**** ENTRIES SHOWN

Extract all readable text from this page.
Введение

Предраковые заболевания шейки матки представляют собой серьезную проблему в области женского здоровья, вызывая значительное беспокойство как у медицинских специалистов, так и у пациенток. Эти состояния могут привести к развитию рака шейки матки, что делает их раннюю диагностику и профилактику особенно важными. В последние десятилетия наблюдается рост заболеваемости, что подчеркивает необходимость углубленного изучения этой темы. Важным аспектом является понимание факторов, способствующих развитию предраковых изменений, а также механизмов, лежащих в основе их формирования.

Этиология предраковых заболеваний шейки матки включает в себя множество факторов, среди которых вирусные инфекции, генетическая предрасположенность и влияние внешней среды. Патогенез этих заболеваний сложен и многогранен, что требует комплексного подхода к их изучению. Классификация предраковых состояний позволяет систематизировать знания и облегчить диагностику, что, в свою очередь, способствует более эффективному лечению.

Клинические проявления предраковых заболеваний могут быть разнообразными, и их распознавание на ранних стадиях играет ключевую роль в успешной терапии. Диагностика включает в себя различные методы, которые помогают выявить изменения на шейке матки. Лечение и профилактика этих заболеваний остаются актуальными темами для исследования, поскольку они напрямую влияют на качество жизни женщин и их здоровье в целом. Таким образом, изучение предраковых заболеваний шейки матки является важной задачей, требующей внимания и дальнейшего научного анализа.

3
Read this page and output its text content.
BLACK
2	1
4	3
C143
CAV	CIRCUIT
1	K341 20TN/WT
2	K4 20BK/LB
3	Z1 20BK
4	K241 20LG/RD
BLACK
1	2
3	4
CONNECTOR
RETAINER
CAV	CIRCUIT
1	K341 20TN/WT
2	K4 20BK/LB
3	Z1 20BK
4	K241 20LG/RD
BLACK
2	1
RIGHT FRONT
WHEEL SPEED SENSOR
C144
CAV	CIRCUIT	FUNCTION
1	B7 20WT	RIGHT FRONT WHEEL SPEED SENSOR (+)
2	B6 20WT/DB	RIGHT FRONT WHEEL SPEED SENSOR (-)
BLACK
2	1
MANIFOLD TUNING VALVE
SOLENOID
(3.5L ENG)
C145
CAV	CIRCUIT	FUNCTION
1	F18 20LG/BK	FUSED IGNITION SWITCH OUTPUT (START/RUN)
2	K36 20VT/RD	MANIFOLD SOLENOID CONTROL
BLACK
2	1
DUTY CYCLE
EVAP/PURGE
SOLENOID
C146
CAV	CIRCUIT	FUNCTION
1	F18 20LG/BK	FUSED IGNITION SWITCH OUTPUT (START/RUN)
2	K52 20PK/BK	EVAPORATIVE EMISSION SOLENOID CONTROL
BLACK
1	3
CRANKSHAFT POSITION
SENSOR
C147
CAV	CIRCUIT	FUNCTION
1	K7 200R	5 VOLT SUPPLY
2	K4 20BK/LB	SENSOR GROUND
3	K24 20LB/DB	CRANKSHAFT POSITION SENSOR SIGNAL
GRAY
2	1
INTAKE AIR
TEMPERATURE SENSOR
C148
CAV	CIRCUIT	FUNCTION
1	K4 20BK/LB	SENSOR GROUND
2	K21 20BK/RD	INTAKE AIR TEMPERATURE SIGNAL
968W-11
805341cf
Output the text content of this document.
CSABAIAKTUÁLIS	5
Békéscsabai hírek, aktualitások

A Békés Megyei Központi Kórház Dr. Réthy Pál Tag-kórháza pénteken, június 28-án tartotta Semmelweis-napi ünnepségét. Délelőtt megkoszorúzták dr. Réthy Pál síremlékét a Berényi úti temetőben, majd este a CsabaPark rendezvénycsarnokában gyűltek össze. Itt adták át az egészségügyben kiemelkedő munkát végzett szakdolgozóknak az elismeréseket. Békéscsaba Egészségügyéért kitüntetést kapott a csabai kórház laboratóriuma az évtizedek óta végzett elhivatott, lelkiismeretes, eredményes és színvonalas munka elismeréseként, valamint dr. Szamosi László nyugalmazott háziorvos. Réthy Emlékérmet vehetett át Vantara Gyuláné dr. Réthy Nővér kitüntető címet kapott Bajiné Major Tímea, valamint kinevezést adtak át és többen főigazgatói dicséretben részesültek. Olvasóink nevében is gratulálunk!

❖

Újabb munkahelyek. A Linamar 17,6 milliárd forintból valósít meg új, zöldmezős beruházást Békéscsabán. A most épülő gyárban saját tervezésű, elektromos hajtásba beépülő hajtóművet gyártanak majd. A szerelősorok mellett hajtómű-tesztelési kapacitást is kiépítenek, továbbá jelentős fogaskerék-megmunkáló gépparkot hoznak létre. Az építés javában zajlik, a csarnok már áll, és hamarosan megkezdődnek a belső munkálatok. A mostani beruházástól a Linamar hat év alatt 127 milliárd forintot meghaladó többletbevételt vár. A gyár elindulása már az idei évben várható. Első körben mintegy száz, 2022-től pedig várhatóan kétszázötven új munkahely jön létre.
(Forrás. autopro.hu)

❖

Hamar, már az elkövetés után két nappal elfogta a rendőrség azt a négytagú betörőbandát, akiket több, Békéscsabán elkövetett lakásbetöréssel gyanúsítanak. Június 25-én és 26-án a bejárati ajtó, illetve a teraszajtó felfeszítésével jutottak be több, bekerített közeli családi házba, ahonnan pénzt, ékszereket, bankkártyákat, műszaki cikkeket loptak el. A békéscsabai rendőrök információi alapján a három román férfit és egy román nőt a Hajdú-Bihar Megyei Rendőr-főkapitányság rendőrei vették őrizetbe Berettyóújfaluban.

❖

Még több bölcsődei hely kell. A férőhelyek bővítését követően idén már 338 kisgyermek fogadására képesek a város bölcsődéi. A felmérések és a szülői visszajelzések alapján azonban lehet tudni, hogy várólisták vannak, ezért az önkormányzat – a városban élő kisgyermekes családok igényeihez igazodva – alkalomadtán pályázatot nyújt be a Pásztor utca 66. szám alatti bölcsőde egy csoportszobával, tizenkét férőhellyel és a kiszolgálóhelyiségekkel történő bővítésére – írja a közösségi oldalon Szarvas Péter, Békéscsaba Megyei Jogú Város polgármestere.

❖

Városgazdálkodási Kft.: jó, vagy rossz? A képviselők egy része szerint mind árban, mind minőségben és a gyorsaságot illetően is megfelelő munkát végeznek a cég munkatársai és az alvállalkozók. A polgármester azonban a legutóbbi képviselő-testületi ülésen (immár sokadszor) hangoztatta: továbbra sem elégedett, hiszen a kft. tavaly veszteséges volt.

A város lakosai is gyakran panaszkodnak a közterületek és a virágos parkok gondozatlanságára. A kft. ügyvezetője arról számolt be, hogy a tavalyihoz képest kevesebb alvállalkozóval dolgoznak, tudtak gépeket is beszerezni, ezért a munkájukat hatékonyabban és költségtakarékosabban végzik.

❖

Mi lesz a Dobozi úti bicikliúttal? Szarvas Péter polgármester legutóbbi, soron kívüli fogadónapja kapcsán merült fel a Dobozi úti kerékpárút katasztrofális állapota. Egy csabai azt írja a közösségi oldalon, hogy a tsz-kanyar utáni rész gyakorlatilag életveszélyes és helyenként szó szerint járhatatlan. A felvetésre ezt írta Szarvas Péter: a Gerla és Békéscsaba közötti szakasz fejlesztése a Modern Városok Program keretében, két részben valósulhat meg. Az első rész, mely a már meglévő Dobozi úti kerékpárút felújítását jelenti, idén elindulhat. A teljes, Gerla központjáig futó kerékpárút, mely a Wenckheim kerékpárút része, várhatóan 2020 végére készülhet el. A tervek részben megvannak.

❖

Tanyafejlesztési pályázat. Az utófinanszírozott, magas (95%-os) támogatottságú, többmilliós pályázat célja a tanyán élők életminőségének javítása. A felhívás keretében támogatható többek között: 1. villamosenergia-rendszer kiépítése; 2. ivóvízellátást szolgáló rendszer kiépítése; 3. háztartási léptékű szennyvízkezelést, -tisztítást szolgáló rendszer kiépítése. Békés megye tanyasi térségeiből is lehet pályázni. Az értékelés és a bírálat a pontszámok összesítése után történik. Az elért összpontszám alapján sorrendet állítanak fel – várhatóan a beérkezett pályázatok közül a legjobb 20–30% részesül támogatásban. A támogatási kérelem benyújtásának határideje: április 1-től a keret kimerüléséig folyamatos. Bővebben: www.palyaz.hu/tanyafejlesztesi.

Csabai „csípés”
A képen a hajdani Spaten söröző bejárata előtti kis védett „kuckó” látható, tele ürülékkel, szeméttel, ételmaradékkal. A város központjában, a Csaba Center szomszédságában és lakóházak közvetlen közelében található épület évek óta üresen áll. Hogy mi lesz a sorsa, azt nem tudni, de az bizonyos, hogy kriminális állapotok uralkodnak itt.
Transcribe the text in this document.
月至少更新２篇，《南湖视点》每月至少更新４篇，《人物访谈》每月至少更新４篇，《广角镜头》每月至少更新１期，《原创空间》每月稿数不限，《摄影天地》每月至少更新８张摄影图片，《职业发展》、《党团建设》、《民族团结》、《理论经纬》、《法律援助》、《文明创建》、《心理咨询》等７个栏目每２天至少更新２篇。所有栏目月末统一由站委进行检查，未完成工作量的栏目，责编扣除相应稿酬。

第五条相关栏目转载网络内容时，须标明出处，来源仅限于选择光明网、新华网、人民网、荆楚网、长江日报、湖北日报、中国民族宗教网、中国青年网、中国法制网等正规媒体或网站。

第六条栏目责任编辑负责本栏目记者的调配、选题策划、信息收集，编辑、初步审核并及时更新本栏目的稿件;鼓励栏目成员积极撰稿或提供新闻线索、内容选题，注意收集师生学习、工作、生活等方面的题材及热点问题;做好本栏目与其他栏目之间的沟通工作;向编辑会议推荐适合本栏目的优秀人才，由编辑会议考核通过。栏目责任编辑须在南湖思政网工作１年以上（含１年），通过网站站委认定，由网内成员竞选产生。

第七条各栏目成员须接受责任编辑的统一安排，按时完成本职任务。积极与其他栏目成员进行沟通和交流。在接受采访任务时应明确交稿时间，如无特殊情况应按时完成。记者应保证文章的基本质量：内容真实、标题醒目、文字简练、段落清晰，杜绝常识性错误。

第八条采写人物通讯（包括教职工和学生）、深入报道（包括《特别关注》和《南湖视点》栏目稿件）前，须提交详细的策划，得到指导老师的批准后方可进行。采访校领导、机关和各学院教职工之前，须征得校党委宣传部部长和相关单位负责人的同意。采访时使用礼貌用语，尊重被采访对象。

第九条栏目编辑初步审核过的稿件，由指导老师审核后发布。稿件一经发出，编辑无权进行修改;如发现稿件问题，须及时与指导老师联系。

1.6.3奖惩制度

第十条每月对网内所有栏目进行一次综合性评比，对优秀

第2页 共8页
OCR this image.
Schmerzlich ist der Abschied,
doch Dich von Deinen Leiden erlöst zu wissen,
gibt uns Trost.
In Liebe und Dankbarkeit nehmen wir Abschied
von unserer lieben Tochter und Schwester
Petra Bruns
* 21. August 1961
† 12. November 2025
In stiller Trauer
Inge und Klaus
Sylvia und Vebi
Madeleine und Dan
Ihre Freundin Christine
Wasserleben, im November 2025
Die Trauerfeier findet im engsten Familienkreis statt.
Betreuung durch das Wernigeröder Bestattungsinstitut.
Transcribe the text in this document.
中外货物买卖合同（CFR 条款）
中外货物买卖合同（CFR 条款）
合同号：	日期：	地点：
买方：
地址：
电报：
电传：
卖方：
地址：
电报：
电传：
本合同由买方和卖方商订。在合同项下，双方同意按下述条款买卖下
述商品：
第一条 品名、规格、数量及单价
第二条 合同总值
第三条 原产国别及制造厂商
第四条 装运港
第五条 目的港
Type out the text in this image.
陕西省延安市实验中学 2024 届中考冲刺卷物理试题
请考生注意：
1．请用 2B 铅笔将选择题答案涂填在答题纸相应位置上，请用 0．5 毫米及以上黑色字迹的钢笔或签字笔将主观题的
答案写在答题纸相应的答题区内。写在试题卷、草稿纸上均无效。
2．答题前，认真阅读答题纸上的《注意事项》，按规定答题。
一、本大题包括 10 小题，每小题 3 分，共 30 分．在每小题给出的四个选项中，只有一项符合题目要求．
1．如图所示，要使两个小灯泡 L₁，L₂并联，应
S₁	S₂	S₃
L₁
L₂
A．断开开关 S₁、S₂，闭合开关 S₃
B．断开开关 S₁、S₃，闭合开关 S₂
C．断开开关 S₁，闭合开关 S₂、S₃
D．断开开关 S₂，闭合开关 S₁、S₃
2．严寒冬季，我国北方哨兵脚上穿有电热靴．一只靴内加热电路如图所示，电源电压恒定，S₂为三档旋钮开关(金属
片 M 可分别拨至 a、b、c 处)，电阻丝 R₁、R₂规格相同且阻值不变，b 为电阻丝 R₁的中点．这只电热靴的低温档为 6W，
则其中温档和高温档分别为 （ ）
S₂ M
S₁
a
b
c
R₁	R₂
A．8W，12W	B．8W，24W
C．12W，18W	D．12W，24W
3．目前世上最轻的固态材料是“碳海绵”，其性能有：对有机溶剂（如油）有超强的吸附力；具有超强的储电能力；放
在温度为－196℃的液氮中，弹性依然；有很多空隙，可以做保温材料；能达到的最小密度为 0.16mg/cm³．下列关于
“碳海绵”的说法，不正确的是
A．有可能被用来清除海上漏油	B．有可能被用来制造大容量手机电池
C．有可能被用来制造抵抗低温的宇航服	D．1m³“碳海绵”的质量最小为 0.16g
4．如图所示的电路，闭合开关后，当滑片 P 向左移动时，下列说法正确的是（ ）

********

## TASK DESCRIPTION
Select every line in the material above where the string "munkát" occurs, and copy it.

## EXERCISE RESPONSE
A Békés Megyei Központi Kórház Dr. Réthy Pál Tag-kórháza pénteken, június 28-án tartotta Semmelweis-napi ünnepségét. Délelőtt megkoszorúzták dr. Réthy Pál síremlékét a Berényi úti temetőben, majd este a CsabaPark rendezvénycsarnokában gyűltek össze. Itt adták át az egészségügyben kiemelkedő munkát végzett szakdolgozóknak az elismeréseket. Békéscsaba Egészségügyéért kitüntetést kapott a csabai kórház laboratóriuma az évtizedek óta végzett elhivatott, lelkiismeretes, eredményes és színvonalas munka elismeréseként, valamint dr. Szamosi László nyugalmazott háziorvos. Réthy Emlékérmet vehetett át Vantara Gyuláné dr. Réthy Nővér kitüntető címet kapott Bajiné Major Tímea, valamint kinevezést adtak át és többen főigazgatói dicséretben részesültek. Olvasóink nevében is gratulálunk!
Városgazdálkodási Kft.: jó, vagy rossz? A képviselők egy része szerint mind árban, mind minőségben és a gyorsaságot illetően is megfelelő munkát végeznek a cég munkatársai és az alvállalkozók. A polgármester azonban a legutóbbi képviselő-testületi ülésen (immár sokadszor) hangoztatta: továbbra sem elégedett, hiszen a kft. tavaly veszteséges volt.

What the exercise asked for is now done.